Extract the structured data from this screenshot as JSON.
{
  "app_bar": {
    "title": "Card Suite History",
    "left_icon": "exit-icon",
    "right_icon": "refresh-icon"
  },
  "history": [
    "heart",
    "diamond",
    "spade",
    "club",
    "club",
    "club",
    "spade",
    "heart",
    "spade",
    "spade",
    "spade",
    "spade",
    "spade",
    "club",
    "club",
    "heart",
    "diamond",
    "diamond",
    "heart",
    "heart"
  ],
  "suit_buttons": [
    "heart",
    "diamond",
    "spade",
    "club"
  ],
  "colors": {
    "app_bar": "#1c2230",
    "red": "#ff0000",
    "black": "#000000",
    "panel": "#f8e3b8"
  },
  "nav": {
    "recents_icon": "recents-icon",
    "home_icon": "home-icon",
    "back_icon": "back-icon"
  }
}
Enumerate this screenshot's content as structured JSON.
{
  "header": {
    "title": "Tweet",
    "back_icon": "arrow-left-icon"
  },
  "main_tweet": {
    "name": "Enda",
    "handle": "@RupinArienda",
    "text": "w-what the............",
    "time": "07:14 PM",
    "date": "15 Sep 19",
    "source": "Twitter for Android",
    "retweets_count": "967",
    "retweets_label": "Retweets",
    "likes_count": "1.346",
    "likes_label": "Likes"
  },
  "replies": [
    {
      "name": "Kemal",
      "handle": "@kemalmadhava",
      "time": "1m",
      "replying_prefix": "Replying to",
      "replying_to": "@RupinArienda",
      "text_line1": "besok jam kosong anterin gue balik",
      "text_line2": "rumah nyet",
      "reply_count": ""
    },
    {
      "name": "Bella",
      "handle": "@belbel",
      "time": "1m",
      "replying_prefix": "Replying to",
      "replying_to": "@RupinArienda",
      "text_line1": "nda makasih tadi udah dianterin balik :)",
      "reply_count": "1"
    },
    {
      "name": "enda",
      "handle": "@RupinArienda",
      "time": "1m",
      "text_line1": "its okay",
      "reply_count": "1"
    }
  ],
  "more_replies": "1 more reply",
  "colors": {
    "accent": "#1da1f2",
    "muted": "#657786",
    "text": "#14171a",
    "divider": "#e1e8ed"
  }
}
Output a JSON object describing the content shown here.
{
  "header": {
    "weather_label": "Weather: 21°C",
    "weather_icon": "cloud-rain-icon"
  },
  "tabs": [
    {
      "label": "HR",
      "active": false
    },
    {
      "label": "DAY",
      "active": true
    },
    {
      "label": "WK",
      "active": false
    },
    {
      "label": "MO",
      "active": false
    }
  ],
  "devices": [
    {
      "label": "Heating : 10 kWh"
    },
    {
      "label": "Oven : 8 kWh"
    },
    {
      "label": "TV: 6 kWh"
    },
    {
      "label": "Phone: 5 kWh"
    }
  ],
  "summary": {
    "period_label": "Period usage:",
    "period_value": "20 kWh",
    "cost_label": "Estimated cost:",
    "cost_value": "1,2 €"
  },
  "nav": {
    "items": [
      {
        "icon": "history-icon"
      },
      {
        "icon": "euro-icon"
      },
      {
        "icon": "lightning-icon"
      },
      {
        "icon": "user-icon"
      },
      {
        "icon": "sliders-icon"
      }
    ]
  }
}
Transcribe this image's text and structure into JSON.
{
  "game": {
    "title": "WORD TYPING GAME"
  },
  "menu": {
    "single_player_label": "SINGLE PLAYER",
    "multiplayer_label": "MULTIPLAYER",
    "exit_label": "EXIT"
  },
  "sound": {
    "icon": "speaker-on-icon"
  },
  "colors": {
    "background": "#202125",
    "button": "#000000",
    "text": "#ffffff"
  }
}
------------
• **Exercise instructions**: Please reproduce all of the entries exactly as they stand.

• **Output of the task**:
Extract the structured data from this screenshot as JSON.
{
  "app_bar": {
    "title": "Card Suite History",
    "left_icon": "exit-icon",
    "right_icon": "refresh-icon"
  },
  "history": [
    "heart",
    "diamond",
    "spade",
    "club",
    "club",
    "club",
    "spade",
    "heart",
    "spade",
    "spade",
    "spade",
    "spade",
    "spade",
    "club",
    "club",
    "heart",
    "diamond",
    "diamond",
    "heart",
    "heart"
  ],
  "suit_buttons": [
    "heart",
    "diamond",
    "spade",
    "club"
  ],
  "colors": {
    "app_bar": "#1c2230",
    "red": "#ff0000",
    "black": "#000000",
    "panel": "#f8e3b8"
  },
  "nav": {
    "recents_icon": "recents-icon",
    "home_icon": "home-icon",
    "back_icon": "back-icon"
  }
}
Enumerate this screenshot's content as structured JSON.
{
  "header": {
    "title": "Tweet",
    "back_icon": "arrow-left-icon"
  },
  "main_tweet": {
    "name": "Enda",
    "handle": "@RupinArienda",
    "text": "w-what the............",
    "time": "07:14 PM",
    "date": "15 Sep 19",
    "source": "Twitter for Android",
    "retweets_count": "967",
    "retweets_label": "Retweets",
    "likes_count": "1.346",
    "likes_label": "Likes"
  },
  "replies": [
    {
      "name": "Kemal",
      "handle": "@kemalmadhava",
      "time": "1m",
      "replying_prefix": "Replying to",
      "replying_to": "@RupinArienda",
      "text_line1": "besok jam kosong anterin gue balik",
      "text_line2": "rumah nyet",
      "reply_count": ""
    },
    {
      "name": "Bella",
      "handle": "@belbel",
      "time": "1m",
      "replying_prefix": "Replying to",
      "replying_to": "@RupinArienda",
      "text_line1": "nda makasih tadi udah dianterin balik :)",
      "reply_count": "1"
    },
    {
      "name": "enda",
      "handle": "@RupinArienda",
      "time": "1m",
      "text_line1": "its okay",
      "reply_count": "1"
    }
  ],
  "more_replies": "1 more reply",
  "colors": {
    "accent": "#1da1f2",
    "muted": "#657786",
    "text": "#14171a",
    "divider": "#e1e8ed"
  }
}
Output a JSON object describing the content shown here.
{
  "header": {
    "weather_label": "Weather: 21°C",
    "weather_icon": "cloud-rain-icon"
  },
  "tabs": [
    {
      "label": "HR",
      "active": false
    },
    {
      "label": "DAY",
      "active": true
    },
    {
      "label": "WK",
      "active": false
    },
    {
      "label": "MO",
      "active": false
    }
  ],
  "devices": [
    {
      "label": "Heating : 10 kWh"
    },
    {
      "label": "Oven : 8 kWh"
    },
    {
      "label": "TV: 6 kWh"
    },
    {
      "label": "Phone: 5 kWh"
    }
  ],
  "summary": {
    "period_label": "Period usage:",
    "period_value": "20 kWh",
    "cost_label": "Estimated cost:",
    "cost_value": "1,2 €"
  },
  "nav": {
    "items": [
      {
        "icon": "history-icon"
      },
      {
        "icon": "euro-icon"
      },
      {
        "icon": "lightning-icon"
      },
      {
        "icon": "user-icon"
      },
      {
        "icon": "sliders-icon"
      }
    ]
  }
}
Transcribe this image's text and structure into JSON.
{
  "game": {
    "title": "WORD TYPING GAME"
  },
  "menu": {
    "single_player_label": "SINGLE PLAYER",
    "multiplayer_label": "MULTIPLAYER",
    "exit_label": "EXIT"
  },
  "sound": {
    "icon": "speaker-on-icon"
  },
  "colors": {
    "background": "#202125",
    "button": "#000000",
    "text": "#ffffff"
  }
}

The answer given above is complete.